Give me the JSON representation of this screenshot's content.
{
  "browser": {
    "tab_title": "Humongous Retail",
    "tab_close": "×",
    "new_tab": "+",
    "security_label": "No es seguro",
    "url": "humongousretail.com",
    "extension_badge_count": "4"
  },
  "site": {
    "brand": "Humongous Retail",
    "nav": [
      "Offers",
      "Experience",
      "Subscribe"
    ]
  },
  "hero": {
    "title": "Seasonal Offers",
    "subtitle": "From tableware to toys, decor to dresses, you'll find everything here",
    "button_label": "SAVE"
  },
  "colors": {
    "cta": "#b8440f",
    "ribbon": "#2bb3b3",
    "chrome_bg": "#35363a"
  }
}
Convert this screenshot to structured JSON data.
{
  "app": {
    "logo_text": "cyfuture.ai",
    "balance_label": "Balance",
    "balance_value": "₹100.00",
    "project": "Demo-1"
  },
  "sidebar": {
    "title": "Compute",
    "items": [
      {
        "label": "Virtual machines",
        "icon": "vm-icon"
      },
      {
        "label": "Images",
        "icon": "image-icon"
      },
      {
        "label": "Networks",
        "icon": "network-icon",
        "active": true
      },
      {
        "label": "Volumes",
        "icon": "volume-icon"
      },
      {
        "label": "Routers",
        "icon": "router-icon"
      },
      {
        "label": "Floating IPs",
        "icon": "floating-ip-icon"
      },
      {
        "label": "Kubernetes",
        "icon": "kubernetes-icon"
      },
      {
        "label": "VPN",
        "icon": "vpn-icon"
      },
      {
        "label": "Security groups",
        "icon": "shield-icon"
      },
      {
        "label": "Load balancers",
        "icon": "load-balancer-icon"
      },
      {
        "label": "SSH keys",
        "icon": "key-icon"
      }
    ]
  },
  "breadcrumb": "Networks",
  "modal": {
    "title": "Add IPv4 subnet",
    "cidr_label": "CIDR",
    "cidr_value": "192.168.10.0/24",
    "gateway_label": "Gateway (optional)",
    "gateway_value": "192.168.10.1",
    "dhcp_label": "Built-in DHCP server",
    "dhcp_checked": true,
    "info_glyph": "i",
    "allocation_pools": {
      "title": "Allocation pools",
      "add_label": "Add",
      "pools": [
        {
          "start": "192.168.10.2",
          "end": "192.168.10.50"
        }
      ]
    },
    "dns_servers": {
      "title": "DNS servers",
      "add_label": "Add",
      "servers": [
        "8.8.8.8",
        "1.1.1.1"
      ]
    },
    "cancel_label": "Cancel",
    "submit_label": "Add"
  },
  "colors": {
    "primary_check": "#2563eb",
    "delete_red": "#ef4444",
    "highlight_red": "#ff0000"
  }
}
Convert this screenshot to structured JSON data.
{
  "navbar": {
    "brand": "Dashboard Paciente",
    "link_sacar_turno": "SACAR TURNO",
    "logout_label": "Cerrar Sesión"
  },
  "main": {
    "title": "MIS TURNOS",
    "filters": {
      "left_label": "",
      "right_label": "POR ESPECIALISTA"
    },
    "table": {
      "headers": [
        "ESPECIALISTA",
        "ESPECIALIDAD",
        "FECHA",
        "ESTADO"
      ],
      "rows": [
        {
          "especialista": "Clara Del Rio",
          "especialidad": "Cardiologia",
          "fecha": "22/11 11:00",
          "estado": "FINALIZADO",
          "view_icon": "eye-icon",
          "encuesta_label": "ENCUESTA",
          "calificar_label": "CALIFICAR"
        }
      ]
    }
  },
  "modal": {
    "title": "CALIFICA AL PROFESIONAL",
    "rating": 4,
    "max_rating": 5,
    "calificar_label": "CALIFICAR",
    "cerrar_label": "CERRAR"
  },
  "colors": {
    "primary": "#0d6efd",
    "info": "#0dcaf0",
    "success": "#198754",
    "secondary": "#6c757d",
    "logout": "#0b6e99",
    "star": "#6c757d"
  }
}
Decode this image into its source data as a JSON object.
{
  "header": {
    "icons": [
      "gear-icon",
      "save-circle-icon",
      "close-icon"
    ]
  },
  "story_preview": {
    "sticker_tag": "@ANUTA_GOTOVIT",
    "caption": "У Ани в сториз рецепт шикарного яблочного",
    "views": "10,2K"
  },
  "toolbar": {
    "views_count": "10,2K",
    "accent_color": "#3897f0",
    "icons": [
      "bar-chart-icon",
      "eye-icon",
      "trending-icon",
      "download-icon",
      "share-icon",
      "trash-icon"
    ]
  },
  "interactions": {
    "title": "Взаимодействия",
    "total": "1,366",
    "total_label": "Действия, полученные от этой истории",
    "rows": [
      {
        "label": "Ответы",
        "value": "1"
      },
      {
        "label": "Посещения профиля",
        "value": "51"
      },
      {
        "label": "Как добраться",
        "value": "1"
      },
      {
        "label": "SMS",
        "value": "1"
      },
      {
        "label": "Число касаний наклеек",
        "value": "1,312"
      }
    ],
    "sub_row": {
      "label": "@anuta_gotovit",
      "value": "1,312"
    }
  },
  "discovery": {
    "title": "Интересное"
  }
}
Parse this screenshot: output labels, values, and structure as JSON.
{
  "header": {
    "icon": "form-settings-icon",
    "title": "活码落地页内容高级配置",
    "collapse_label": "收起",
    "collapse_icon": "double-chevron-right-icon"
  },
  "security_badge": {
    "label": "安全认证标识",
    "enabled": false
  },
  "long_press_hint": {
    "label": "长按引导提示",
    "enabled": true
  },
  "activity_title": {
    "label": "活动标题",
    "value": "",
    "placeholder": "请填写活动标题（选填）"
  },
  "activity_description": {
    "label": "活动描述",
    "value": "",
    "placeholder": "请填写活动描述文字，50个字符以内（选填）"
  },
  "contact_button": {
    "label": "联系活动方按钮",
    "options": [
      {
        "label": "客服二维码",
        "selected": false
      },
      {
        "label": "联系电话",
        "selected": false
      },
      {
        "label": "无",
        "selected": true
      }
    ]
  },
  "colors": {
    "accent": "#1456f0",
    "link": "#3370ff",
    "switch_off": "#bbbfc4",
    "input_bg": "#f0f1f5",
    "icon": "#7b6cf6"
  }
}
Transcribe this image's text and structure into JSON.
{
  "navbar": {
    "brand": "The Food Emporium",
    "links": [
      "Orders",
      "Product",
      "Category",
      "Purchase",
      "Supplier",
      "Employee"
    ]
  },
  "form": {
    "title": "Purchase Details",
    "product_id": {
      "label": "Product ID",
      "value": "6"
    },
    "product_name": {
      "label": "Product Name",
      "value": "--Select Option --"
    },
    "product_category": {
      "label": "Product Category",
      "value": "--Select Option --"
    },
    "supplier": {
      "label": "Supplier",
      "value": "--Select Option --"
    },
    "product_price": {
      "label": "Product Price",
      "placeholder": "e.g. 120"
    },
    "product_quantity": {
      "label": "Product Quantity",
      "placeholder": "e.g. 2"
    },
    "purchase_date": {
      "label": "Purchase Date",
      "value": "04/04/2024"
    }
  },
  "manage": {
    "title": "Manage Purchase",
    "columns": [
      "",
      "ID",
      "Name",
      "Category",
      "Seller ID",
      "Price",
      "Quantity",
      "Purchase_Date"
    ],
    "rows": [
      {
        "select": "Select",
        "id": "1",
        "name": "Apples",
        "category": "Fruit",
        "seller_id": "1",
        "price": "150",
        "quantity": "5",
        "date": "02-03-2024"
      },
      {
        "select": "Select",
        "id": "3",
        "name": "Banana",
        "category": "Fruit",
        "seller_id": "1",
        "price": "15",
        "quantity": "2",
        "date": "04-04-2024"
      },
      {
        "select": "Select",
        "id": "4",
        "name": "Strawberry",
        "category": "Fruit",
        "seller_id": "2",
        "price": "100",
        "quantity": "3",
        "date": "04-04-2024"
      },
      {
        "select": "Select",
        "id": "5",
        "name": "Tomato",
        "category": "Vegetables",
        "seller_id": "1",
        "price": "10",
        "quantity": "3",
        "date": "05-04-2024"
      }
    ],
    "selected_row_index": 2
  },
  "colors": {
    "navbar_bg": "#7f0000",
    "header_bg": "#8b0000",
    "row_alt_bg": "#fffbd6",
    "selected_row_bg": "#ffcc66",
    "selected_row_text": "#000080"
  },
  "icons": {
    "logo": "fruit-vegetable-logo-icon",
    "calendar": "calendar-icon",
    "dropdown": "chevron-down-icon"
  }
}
....
## WHAT NEEDS TO BE DONE
Look through the material and copy each line that has "into".

## FINAL ANSWER
Decode this image into its source data as a JSON object.
Transcribe this image's text and structure into JSON.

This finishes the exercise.